**EXERCISE PROMPT:** Restate the data word for word and leave the images out.

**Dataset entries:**
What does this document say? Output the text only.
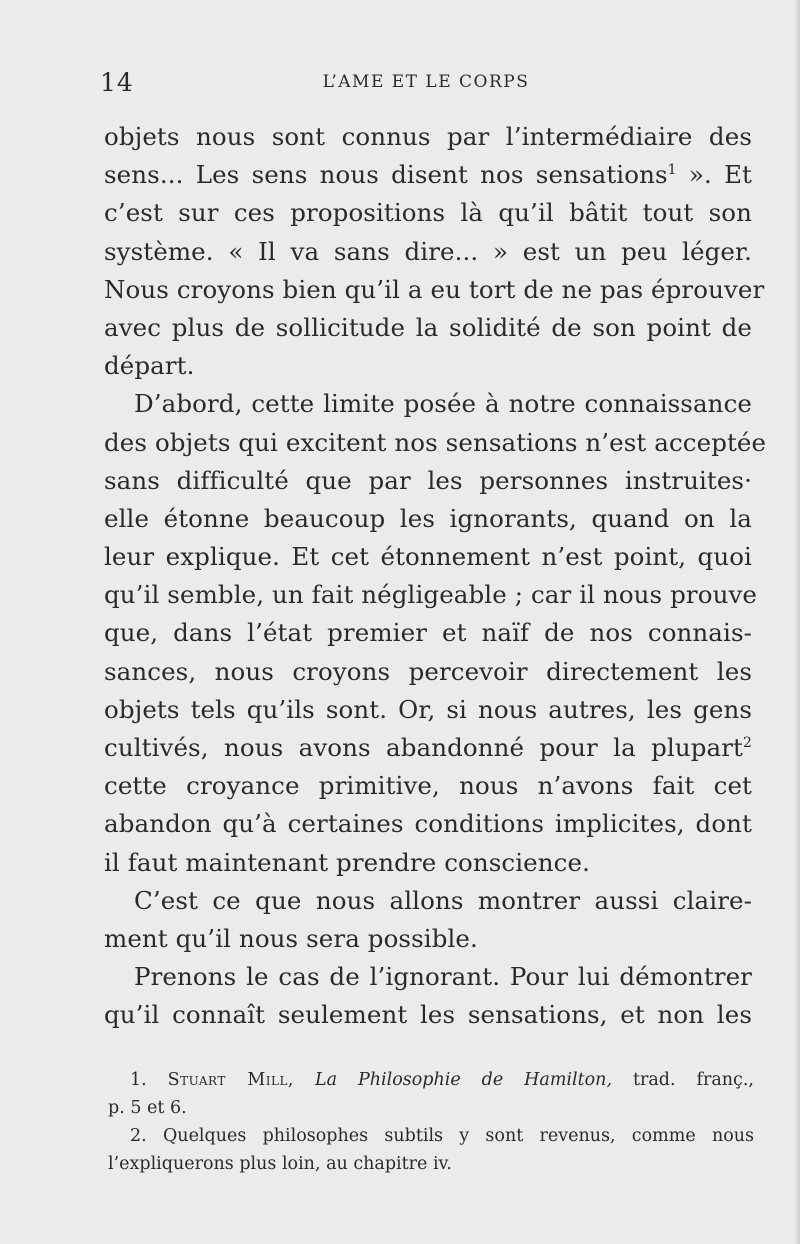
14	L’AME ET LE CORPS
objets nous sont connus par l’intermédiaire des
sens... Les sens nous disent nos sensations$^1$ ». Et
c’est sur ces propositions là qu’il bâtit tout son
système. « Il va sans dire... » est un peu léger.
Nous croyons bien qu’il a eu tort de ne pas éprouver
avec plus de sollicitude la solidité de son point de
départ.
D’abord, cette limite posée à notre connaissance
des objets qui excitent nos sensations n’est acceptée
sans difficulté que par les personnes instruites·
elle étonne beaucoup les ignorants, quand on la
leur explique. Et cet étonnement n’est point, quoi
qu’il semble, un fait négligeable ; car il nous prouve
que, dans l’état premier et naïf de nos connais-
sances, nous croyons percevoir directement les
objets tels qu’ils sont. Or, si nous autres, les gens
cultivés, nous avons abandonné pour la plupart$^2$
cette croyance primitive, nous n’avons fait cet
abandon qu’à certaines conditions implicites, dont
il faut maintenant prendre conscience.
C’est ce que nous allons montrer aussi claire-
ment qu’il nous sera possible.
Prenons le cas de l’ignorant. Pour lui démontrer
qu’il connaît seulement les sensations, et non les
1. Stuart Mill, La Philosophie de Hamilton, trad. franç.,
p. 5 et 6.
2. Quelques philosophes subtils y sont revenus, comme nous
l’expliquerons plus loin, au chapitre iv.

**THE RESULT:**
What does this document say? Output the text only.
14	L’AME ET LE CORPS
objets nous sont connus par l’intermédiaire des
sens... Les sens nous disent nos sensations$^1$ ». Et
c’est sur ces propositions là qu’il bâtit tout son
système. « Il va sans dire... » est un peu léger.
Nous croyons bien qu’il a eu tort de ne pas éprouver
avec plus de sollicitude la solidité de son point de
départ.
D’abord, cette limite posée à notre connaissance
des objets qui excitent nos sensations n’est acceptée
sans difficulté que par les personnes instruites·
elle étonne beaucoup les ignorants, quand on la
leur explique. Et cet étonnement n’est point, quoi
qu’il semble, un fait négligeable ; car il nous prouve
que, dans l’état premier et naïf de nos connais-
sances, nous croyons percevoir directement les
objets tels qu’ils sont. Or, si nous autres, les gens
cultivés, nous avons abandonné pour la plupart$^2$
cette croyance primitive, nous n’avons fait cet
abandon qu’à certaines conditions implicites, dont
il faut maintenant prendre conscience.
C’est ce que nous allons montrer aussi claire-
ment qu’il nous sera possible.
Prenons le cas de l’ignorant. Pour lui démontrer
qu’il connaît seulement les sensations, et non les
1. Stuart Mill, La Philosophie de Hamilton, trad. franç.,
p. 5 et 6.
2. Quelques philosophes subtils y sont revenus, comme nous
l’expliquerons plus loin, au chapitre iv.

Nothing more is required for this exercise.